## Text excerpt:
════

Lord, we need more help than we thought we did!

How my relative got an email from a midwestern, predominately-white, university, from a land grant university in Lafayette, Indiana known for its STEM programs, from a social institution that is surely male dominated except among its secretarial staff is facsinating to me. The context or social forces behind it are not even questioned. This makes internet jokes pernicious, this one because it is circulating in the framing of our current American presidential election process.

A land-grant university is a particular social structure in education that has it’s own patriarchal bias that may be overlooked. This from the Wikipedia on “land grant univerity”:

The Morrill Acts funded educational institutions by granting federally controlled land to the states for them to sell to raise funds to establish and endow “land-grant” colleges. The mission of these institutions as set forth in the 1862 Act is to focus on the teaching of practical agriculture, science, military science and engineering (though “without excluding … classical studies”), as a response to the industrial revolution and changing social class.[1][2] This mission was in contrast to the historic practice of higher education to focus on an abstract liberal arts curriculum.

The final line evoking — a religious exclamation and invocation “Lord…” — can evoke both intergenerational disdain for the joke’s readers making it dismissive of Millennials and for religious minded and purist folks it may be dismissive of the lack of or loss of values these groups see within their own in-group. Us vs. Them is subtly instituted in our minds. Our calling attention to other people’s ignorance is always a sign of our own cognitive distortions and biases. It’s easy to call someone else stupid. Hard to accept you are the arbiter of the slippery slope of hating others.

What initially lured me in was the way the email/internet joke started. It seemed non-partisan appealing to an escape from the usual polemics of social engagement on the web these days. (How do you unfriend an email?). Bi- or multiple-partisanship (i.e., intersectionality) is missing in our social discourse around politics, racial inequalities, gender disparities, and discussions of the root causes of extreme wealth inequalities in the U.S.

════

## Listed entries:
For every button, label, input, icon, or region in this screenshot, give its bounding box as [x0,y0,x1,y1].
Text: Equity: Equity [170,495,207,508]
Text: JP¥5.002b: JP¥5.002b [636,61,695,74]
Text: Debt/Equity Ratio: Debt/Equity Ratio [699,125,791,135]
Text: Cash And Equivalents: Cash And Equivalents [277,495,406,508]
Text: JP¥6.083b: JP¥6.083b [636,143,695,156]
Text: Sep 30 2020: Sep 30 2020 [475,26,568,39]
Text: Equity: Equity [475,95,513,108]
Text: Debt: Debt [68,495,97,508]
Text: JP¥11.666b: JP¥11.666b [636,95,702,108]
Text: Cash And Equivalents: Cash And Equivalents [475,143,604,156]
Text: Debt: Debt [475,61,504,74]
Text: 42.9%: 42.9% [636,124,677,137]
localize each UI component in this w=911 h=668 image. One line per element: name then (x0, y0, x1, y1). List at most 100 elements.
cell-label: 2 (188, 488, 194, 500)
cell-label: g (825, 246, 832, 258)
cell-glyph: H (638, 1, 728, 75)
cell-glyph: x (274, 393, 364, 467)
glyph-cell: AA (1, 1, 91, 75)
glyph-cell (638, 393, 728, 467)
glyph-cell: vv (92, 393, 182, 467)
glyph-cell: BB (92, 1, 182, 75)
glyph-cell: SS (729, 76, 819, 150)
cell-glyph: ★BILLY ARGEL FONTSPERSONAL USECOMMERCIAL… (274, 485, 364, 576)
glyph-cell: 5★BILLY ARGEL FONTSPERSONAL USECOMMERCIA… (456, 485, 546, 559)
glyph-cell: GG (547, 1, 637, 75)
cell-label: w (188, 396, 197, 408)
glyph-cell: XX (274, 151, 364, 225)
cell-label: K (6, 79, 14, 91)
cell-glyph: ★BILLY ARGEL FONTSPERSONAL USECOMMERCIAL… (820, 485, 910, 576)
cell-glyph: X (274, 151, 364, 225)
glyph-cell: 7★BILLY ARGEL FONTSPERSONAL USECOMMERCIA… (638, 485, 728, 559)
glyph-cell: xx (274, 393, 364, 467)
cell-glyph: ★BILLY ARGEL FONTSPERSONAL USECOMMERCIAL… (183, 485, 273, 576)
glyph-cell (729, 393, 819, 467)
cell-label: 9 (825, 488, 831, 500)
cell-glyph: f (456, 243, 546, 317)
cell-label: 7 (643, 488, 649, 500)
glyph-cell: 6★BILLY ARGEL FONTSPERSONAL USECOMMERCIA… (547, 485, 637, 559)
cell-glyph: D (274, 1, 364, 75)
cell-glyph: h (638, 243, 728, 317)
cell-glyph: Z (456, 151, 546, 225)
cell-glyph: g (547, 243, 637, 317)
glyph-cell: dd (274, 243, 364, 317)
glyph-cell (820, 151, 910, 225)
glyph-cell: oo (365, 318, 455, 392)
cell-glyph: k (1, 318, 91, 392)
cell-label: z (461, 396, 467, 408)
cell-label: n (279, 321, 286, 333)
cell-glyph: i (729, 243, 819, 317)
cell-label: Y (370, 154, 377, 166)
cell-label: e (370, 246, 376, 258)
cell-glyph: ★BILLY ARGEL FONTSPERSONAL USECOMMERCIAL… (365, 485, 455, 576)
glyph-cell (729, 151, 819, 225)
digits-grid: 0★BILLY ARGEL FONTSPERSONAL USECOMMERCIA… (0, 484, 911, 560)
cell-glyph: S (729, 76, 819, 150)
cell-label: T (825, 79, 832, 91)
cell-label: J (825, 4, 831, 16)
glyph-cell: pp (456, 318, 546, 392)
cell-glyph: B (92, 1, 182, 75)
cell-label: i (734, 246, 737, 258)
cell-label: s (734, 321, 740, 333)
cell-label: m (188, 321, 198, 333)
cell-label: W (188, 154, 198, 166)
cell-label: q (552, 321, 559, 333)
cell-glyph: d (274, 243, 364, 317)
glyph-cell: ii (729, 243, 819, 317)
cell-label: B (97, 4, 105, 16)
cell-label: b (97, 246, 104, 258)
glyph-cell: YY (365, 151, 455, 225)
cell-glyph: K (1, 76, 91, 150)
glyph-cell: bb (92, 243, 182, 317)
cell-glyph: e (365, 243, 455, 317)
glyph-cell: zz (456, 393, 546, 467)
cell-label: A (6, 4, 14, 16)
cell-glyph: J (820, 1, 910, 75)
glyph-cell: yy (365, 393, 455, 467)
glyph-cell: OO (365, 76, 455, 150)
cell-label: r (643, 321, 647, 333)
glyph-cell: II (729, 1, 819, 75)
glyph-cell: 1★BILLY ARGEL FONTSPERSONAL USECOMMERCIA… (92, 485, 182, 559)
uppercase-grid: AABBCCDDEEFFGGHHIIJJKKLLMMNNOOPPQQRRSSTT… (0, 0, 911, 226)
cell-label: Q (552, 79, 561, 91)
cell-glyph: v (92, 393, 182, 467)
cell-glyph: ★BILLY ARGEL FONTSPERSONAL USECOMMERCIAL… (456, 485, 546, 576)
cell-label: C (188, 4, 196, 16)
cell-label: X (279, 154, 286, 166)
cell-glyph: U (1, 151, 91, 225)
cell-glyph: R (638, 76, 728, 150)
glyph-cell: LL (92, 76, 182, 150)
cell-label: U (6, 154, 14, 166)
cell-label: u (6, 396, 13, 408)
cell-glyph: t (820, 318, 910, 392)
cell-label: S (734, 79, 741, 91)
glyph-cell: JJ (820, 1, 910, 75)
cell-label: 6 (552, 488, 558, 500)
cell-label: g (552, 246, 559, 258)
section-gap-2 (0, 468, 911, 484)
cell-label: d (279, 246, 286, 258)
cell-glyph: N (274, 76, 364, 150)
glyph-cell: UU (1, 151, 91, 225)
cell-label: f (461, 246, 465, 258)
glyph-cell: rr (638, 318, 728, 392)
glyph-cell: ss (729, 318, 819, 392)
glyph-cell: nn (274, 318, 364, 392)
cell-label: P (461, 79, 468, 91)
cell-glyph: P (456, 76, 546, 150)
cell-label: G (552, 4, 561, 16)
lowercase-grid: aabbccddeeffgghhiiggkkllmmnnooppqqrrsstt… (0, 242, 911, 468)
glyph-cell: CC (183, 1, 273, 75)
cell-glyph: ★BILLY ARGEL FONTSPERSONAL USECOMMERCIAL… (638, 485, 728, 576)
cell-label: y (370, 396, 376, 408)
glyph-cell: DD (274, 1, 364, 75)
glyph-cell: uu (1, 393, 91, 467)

════

## Work to do:
**1)** Could you copy the records word for word, starting at their first line and stopping after the line that contains "Text: Debt/Equity Ratio: Debt/Equity"?
**2)** Can you pick up the essay about the circulating internet joke right after its last sentence and keep it going?
The text and the records are unrelated and should be kept apart.

## Responses in order:
**1)**
For every button, label, input, icon, or region in this screenshot, give its bounding box as [x0,y0,x1,y1].
Text: Equity: Equity [170,495,207,508]
Text: JP¥5.002b: JP¥5.002b [636,61,695,74]
Text: Debt/Equity Ratio: Debt/Equity Ratio [699,125,791,135]

**2)**
Critical thinking begins with a consideration of the many possible readings of an internet meme or joke that all too easily circulates our diverse society and global internet. Critical thinking should not be partisan and should not preclude considering opposing and feminist readings of texts considered “just a joke”. What makes something funny actually turns on the symbolic meanings we cannot see on the surface with our personal, biased thinking. Jokes are sociological and turn on personal readings without short cut thoughts.

I wrote back to my relative: “If the joke turned on a male rather than a female this would be really funny.” I was dodging a bit here..afraid to just come out and say I did not find it funny at all. I continued: “The sociological under belly, here, is the incompetence of girls [or I should say “women”] in the classroom and in [our national] politics at a time when a woman happens to be running for president. [This is] the political [and sociological] work of anonymous internet jokes! But, hey, I am only a professor of sociology so my view is not the norm.” {{sigh}}. Betwixt family norms and critical thinking.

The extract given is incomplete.